■ DIRECTION ■
Leaving out the pictures, transcribe all of the records faithfully.

────

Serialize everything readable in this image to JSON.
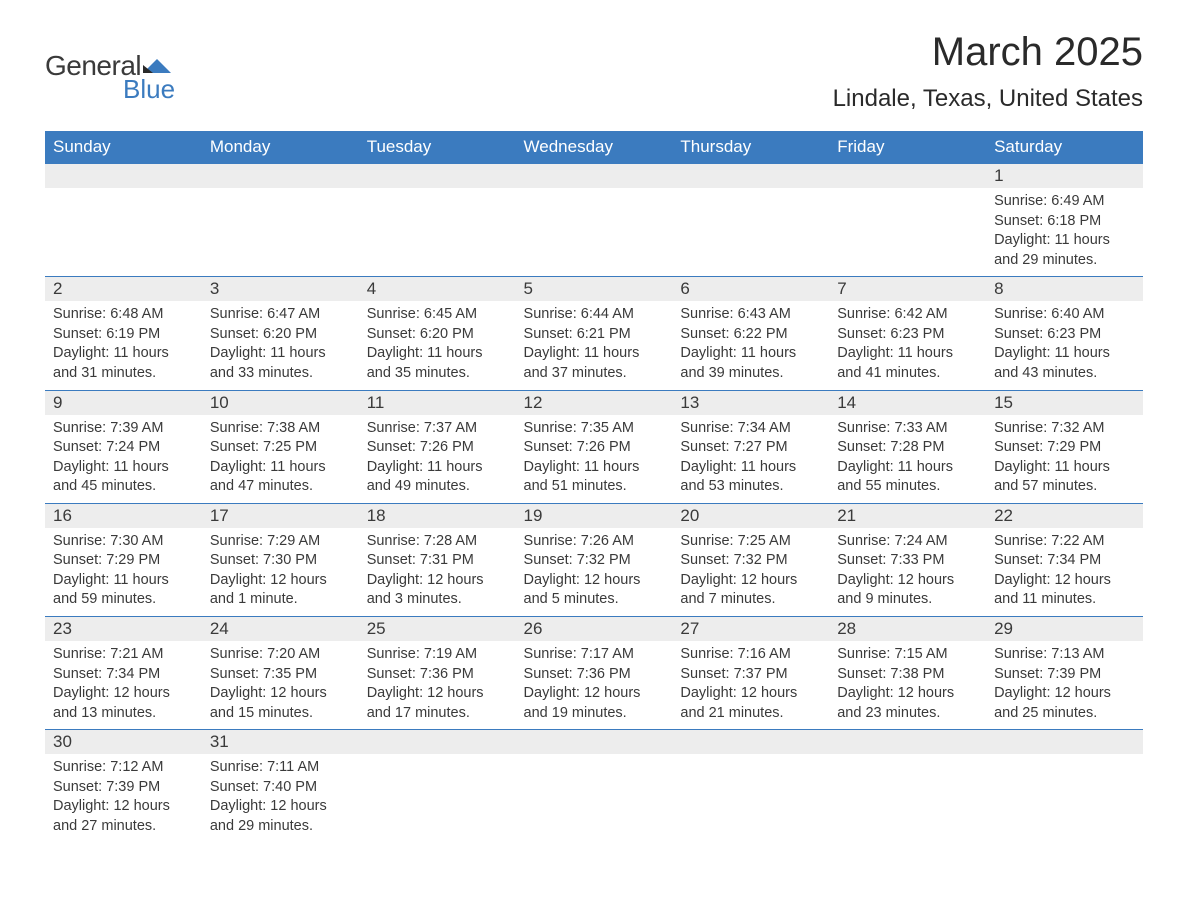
{
  "logo": {
    "general": "General",
    "blue": "Blue"
  },
  "title": "March 2025",
  "location": "Lindale, Texas, United States",
  "day_headers": [
    "Sunday",
    "Monday",
    "Tuesday",
    "Wednesday",
    "Thursday",
    "Friday",
    "Saturday"
  ],
  "colors": {
    "header_bg": "#3b7bbf",
    "header_text": "#ffffff",
    "daynum_bg": "#ededed",
    "text": "#3a3a3a",
    "logo_blue": "#3b7bbf",
    "row_border": "#3b7bbf",
    "page_bg": "#ffffff"
  },
  "typography": {
    "title_fontsize": 40,
    "location_fontsize": 24,
    "header_fontsize": 17,
    "daynum_fontsize": 17,
    "body_fontsize": 14.5
  },
  "layout": {
    "columns": 7,
    "rows": 6,
    "leading_blanks": 6,
    "trailing_blanks": 5
  },
  "weeks": [
    [
      {
        "blank": true
      },
      {
        "blank": true
      },
      {
        "blank": true
      },
      {
        "blank": true
      },
      {
        "blank": true
      },
      {
        "blank": true
      },
      {
        "num": "1",
        "sunrise": "Sunrise: 6:49 AM",
        "sunset": "Sunset: 6:18 PM",
        "day1": "Daylight: 11 hours",
        "day2": "and 29 minutes."
      }
    ],
    [
      {
        "num": "2",
        "sunrise": "Sunrise: 6:48 AM",
        "sunset": "Sunset: 6:19 PM",
        "day1": "Daylight: 11 hours",
        "day2": "and 31 minutes."
      },
      {
        "num": "3",
        "sunrise": "Sunrise: 6:47 AM",
        "sunset": "Sunset: 6:20 PM",
        "day1": "Daylight: 11 hours",
        "day2": "and 33 minutes."
      },
      {
        "num": "4",
        "sunrise": "Sunrise: 6:45 AM",
        "sunset": "Sunset: 6:20 PM",
        "day1": "Daylight: 11 hours",
        "day2": "and 35 minutes."
      },
      {
        "num": "5",
        "sunrise": "Sunrise: 6:44 AM",
        "sunset": "Sunset: 6:21 PM",
        "day1": "Daylight: 11 hours",
        "day2": "and 37 minutes."
      },
      {
        "num": "6",
        "sunrise": "Sunrise: 6:43 AM",
        "sunset": "Sunset: 6:22 PM",
        "day1": "Daylight: 11 hours",
        "day2": "and 39 minutes."
      },
      {
        "num": "7",
        "sunrise": "Sunrise: 6:42 AM",
        "sunset": "Sunset: 6:23 PM",
        "day1": "Daylight: 11 hours",
        "day2": "and 41 minutes."
      },
      {
        "num": "8",
        "sunrise": "Sunrise: 6:40 AM",
        "sunset": "Sunset: 6:23 PM",
        "day1": "Daylight: 11 hours",
        "day2": "and 43 minutes."
      }
    ],
    [
      {
        "num": "9",
        "sunrise": "Sunrise: 7:39 AM",
        "sunset": "Sunset: 7:24 PM",
        "day1": "Daylight: 11 hours",
        "day2": "and 45 minutes."
      },
      {
        "num": "10",
        "sunrise": "Sunrise: 7:38 AM",
        "sunset": "Sunset: 7:25 PM",
        "day1": "Daylight: 11 hours",
        "day2": "and 47 minutes."
      },
      {
        "num": "11",
        "sunrise": "Sunrise: 7:37 AM",
        "sunset": "Sunset: 7:26 PM",
        "day1": "Daylight: 11 hours",
        "day2": "and 49 minutes."
      },
      {
        "num": "12",
        "sunrise": "Sunrise: 7:35 AM",
        "sunset": "Sunset: 7:26 PM",
        "day1": "Daylight: 11 hours",
        "day2": "and 51 minutes."
      },
      {
        "num": "13",
        "sunrise": "Sunrise: 7:34 AM",
        "sunset": "Sunset: 7:27 PM",
        "day1": "Daylight: 11 hours",
        "day2": "and 53 minutes."
      },
      {
        "num": "14",
        "sunrise": "Sunrise: 7:33 AM",
        "sunset": "Sunset: 7:28 PM",
        "day1": "Daylight: 11 hours",
        "day2": "and 55 minutes."
      },
      {
        "num": "15",
        "sunrise": "Sunrise: 7:32 AM",
        "sunset": "Sunset: 7:29 PM",
        "day1": "Daylight: 11 hours",
        "day2": "and 57 minutes."
      }
    ],
    [
      {
        "num": "16",
        "sunrise": "Sunrise: 7:30 AM",
        "sunset": "Sunset: 7:29 PM",
        "day1": "Daylight: 11 hours",
        "day2": "and 59 minutes."
      },
      {
        "num": "17",
        "sunrise": "Sunrise: 7:29 AM",
        "sunset": "Sunset: 7:30 PM",
        "day1": "Daylight: 12 hours",
        "day2": "and 1 minute."
      },
      {
        "num": "18",
        "sunrise": "Sunrise: 7:28 AM",
        "sunset": "Sunset: 7:31 PM",
        "day1": "Daylight: 12 hours",
        "day2": "and 3 minutes."
      },
      {
        "num": "19",
        "sunrise": "Sunrise: 7:26 AM",
        "sunset": "Sunset: 7:32 PM",
        "day1": "Daylight: 12 hours",
        "day2": "and 5 minutes."
      },
      {
        "num": "20",
        "sunrise": "Sunrise: 7:25 AM",
        "sunset": "Sunset: 7:32 PM",
        "day1": "Daylight: 12 hours",
        "day2": "and 7 minutes."
      },
      {
        "num": "21",
        "sunrise": "Sunrise: 7:24 AM",
        "sunset": "Sunset: 7:33 PM",
        "day1": "Daylight: 12 hours",
        "day2": "and 9 minutes."
      },
      {
        "num": "22",
        "sunrise": "Sunrise: 7:22 AM",
        "sunset": "Sunset: 7:34 PM",
        "day1": "Daylight: 12 hours",
        "day2": "and 11 minutes."
      }
    ],
    [
      {
        "num": "23",
        "sunrise": "Sunrise: 7:21 AM",
        "sunset": "Sunset: 7:34 PM",
        "day1": "Daylight: 12 hours",
        "day2": "and 13 minutes."
      },
      {
        "num": "24",
        "sunrise": "Sunrise: 7:20 AM",
        "sunset": "Sunset: 7:35 PM",
        "day1": "Daylight: 12 hours",
        "day2": "and 15 minutes."
      },
      {
        "num": "25",
        "sunrise": "Sunrise: 7:19 AM",
        "sunset": "Sunset: 7:36 PM",
        "day1": "Daylight: 12 hours",
        "day2": "and 17 minutes."
      },
      {
        "num": "26",
        "sunrise": "Sunrise: 7:17 AM",
        "sunset": "Sunset: 7:36 PM",
        "day1": "Daylight: 12 hours",
        "day2": "and 19 minutes."
      },
      {
        "num": "27",
        "sunrise": "Sunrise: 7:16 AM",
        "sunset": "Sunset: 7:37 PM",
        "day1": "Daylight: 12 hours",
        "day2": "and 21 minutes."
      },
      {
        "num": "28",
        "sunrise": "Sunrise: 7:15 AM",
        "sunset": "Sunset: 7:38 PM",
        "day1": "Daylight: 12 hours",
        "day2": "and 23 minutes."
      },
      {
        "num": "29",
        "sunrise": "Sunrise: 7:13 AM",
        "sunset": "Sunset: 7:39 PM",
        "day1": "Daylight: 12 hours",
        "day2": "and 25 minutes."
      }
    ],
    [
      {
        "num": "30",
        "sunrise": "Sunrise: 7:12 AM",
        "sunset": "Sunset: 7:39 PM",
        "day1": "Daylight: 12 hours",
        "day2": "and 27 minutes."
      },
      {
        "num": "31",
        "sunrise": "Sunrise: 7:11 AM",
        "sunset": "Sunset: 7:40 PM",
        "day1": "Daylight: 12 hours",
        "day2": "and 29 minutes."
      },
      {
        "blank": true
      },
      {
        "blank": true
      },
      {
        "blank": true
      },
      {
        "blank": true
      },
      {
        "blank": true
      }
    ]
  ]
}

────

■ WRITTEN ANSWER ■
Serialize everything readable in this image to JSON.
{
  "logo": {
    "general": "General",
    "blue": "Blue"
  },
  "title": "March 2025",
  "location": "Lindale, Texas, United States",
  "day_headers": [
    "Sunday",
    "Monday",
    "Tuesday",
    "Wednesday",
    "Thursday",
    "Friday",
    "Saturday"
  ],
  "colors": {
    "header_bg": "#3b7bbf",
    "header_text": "#ffffff",
    "daynum_bg": "#ededed",
    "text": "#3a3a3a",
    "logo_blue": "#3b7bbf",
    "row_border": "#3b7bbf",
    "page_bg": "#ffffff"
  },
  "typography": {
    "title_fontsize": 40,
    "location_fontsize": 24,
    "header_fontsize": 17,
    "daynum_fontsize": 17,
    "body_fontsize": 14.5
  },
  "layout": {
    "columns": 7,
    "rows": 6,
    "leading_blanks": 6,
    "trailing_blanks": 5
  },
  "weeks": [
    [
      {
        "blank": true
      },
      {
        "blank": true
      },
      {
        "blank": true
      },
      {
        "blank": true
      },
      {
        "blank": true
      },
      {
        "blank": true
      },
      {
        "num": "1",
        "sunrise": "Sunrise: 6:49 AM",
        "sunset": "Sunset: 6:18 PM",
        "day1": "Daylight: 11 hours",
        "day2": "and 29 minutes."
      }
    ],
    [
      {
        "num": "2",
        "sunrise": "Sunrise: 6:48 AM",
        "sunset": "Sunset: 6:19 PM",
        "day1": "Daylight: 11 hours",
        "day2": "and 31 minutes."
      },
      {
        "num": "3",
        "sunrise": "Sunrise: 6:47 AM",
        "sunset": "Sunset: 6:20 PM",
        "day1": "Daylight: 11 hours",
        "day2": "and 33 minutes."
      },
      {
        "num": "4",
        "sunrise": "Sunrise: 6:45 AM",
        "sunset": "Sunset: 6:20 PM",
        "day1": "Daylight: 11 hours",
        "day2": "and 35 minutes."
      },
      {
        "num": "5",
        "sunrise": "Sunrise: 6:44 AM",
        "sunset": "Sunset: 6:21 PM",
        "day1": "Daylight: 11 hours",
        "day2": "and 37 minutes."
      },
      {
        "num": "6",
        "sunrise": "Sunrise: 6:43 AM",
        "sunset": "Sunset: 6:22 PM",
        "day1": "Daylight: 11 hours",
        "day2": "and 39 minutes."
      },
      {
        "num": "7",
        "sunrise": "Sunrise: 6:42 AM",
        "sunset": "Sunset: 6:23 PM",
        "day1": "Daylight: 11 hours",
        "day2": "and 41 minutes."
      },
      {
        "num": "8",
        "sunrise": "Sunrise: 6:40 AM",
        "sunset": "Sunset: 6:23 PM",
        "day1": "Daylight: 11 hours",
        "day2": "and 43 minutes."
      }
    ],
    [
      {
        "num": "9",
        "sunrise": "Sunrise: 7:39 AM",
        "sunset": "Sunset: 7:24 PM",
        "day1": "Daylight: 11 hours",
        "day2": "and 45 minutes."
      },
      {
        "num": "10",
        "sunrise": "Sunrise: 7:38 AM",
        "sunset": "Sunset: 7:25 PM",
        "day1": "Daylight: 11 hours",
        "day2": "and 47 minutes."
      },
      {
        "num": "11",
        "sunrise": "Sunrise: 7:37 AM",
        "sunset": "Sunset: 7:26 PM",
        "day1": "Daylight: 11 hours",
        "day2": "and 49 minutes."
      },
      {
        "num": "12",
        "sunrise": "Sunrise: 7:35 AM",
        "sunset": "Sunset: 7:26 PM",
        "day1": "Daylight: 11 hours",
        "day2": "and 51 minutes."
      },
      {
        "num": "13",
        "sunrise": "Sunrise: 7:34 AM",
        "sunset": "Sunset: 7:27 PM",
        "day1": "Daylight: 11 hours",
        "day2": "and 53 minutes."
      },
      {
        "num": "14",
        "sunrise": "Sunrise: 7:33 AM",
        "sunset": "Sunset: 7:28 PM",
        "day1": "Daylight: 11 hours",
        "day2": "and 55 minutes."
      },
      {
        "num": "15",
        "sunrise": "Sunrise: 7:32 AM",
        "sunset": "Sunset: 7:29 PM",
        "day1": "Daylight: 11 hours",
        "day2": "and 57 minutes."
      }
    ],
    [
      {
        "num": "16",
        "sunrise": "Sunrise: 7:30 AM",
        "sunset": "Sunset: 7:29 PM",
        "day1": "Daylight: 11 hours",
        "day2": "and 59 minutes."
      },
      {
        "num": "17",
        "sunrise": "Sunrise: 7:29 AM",
        "sunset": "Sunset: 7:30 PM",
        "day1": "Daylight: 12 hours",
        "day2": "and 1 minute."
      },
      {
        "num": "18",
        "sunrise": "Sunrise: 7:28 AM",
        "sunset": "Sunset: 7:31 PM",
        "day1": "Daylight: 12 hours",
        "day2": "and 3 minutes."
      },
      {
        "num": "19",
        "sunrise": "Sunrise: 7:26 AM",
        "sunset": "Sunset: 7:32 PM",
        "day1": "Daylight: 12 hours",
        "day2": "and 5 minutes."
      },
      {
        "num": "20",
        "sunrise": "Sunrise: 7:25 AM",
        "sunset": "Sunset: 7:32 PM",
        "day1": "Daylight: 12 hours",
        "day2": "and 7 minutes."
      },
      {
        "num": "21",
        "sunrise": "Sunrise: 7:24 AM",
        "sunset": "Sunset: 7:33 PM",
        "day1": "Daylight: 12 hours",
        "day2": "and 9 minutes."
      },
      {
        "num": "22",
        "sunrise": "Sunrise: 7:22 AM",
        "sunset": "Sunset: 7:34 PM",
        "day1": "Daylight: 12 hours",
        "day2": "and 11 minutes."
      }
    ],
    [
      {
        "num": "23",
        "sunrise": "Sunrise: 7:21 AM",
        "sunset": "Sunset: 7:34 PM",
        "day1": "Daylight: 12 hours",
        "day2": "and 13 minutes."
      },
      {
        "num": "24",
        "sunrise": "Sunrise: 7:20 AM",
        "sunset": "Sunset: 7:35 PM",
        "day1": "Daylight: 12 hours",
        "day2": "and 15 minutes."
      },
      {
        "num": "25",
        "sunrise": "Sunrise: 7:19 AM",
        "sunset": "Sunset: 7:36 PM",
        "day1": "Daylight: 12 hours",
        "day2": "and 17 minutes."
      },
      {
        "num": "26",
        "sunrise": "Sunrise: 7:17 AM",
        "sunset": "Sunset: 7:36 PM",
        "day1": "Daylight: 12 hours",
        "day2": "and 19 minutes."
      },
      {
        "num": "27",
        "sunrise": "Sunrise: 7:16 AM",
        "sunset": "Sunset: 7:37 PM",
        "day1": "Daylight: 12 hours",
        "day2": "and 21 minutes."
      },
      {
        "num": "28",
        "sunrise": "Sunrise: 7:15 AM",
        "sunset": "Sunset: 7:38 PM",
        "day1": "Daylight: 12 hours",
        "day2": "and 23 minutes."
      },
      {
        "num": "29",
        "sunrise": "Sunrise: 7:13 AM",
        "sunset": "Sunset: 7:39 PM",
        "day1": "Daylight: 12 hours",
        "day2": "and 25 minutes."
      }
    ],
    [
      {
        "num": "30",
        "sunrise": "Sunrise: 7:12 AM",
        "sunset": "Sunset: 7:39 PM",
        "day1": "Daylight: 12 hours",
        "day2": "and 27 minutes."
      },
      {
        "num": "31",
        "sunrise": "Sunrise: 7:11 AM",
        "sunset": "Sunset: 7:40 PM",
        "day1": "Daylight: 12 hours",
        "day2": "and 29 minutes."
      },
      {
        "blank": true
      },
      {
        "blank": true
      },
      {
        "blank": true
      },
      {
        "blank": true
      },
      {
        "blank": true
      }
    ]
  ]
}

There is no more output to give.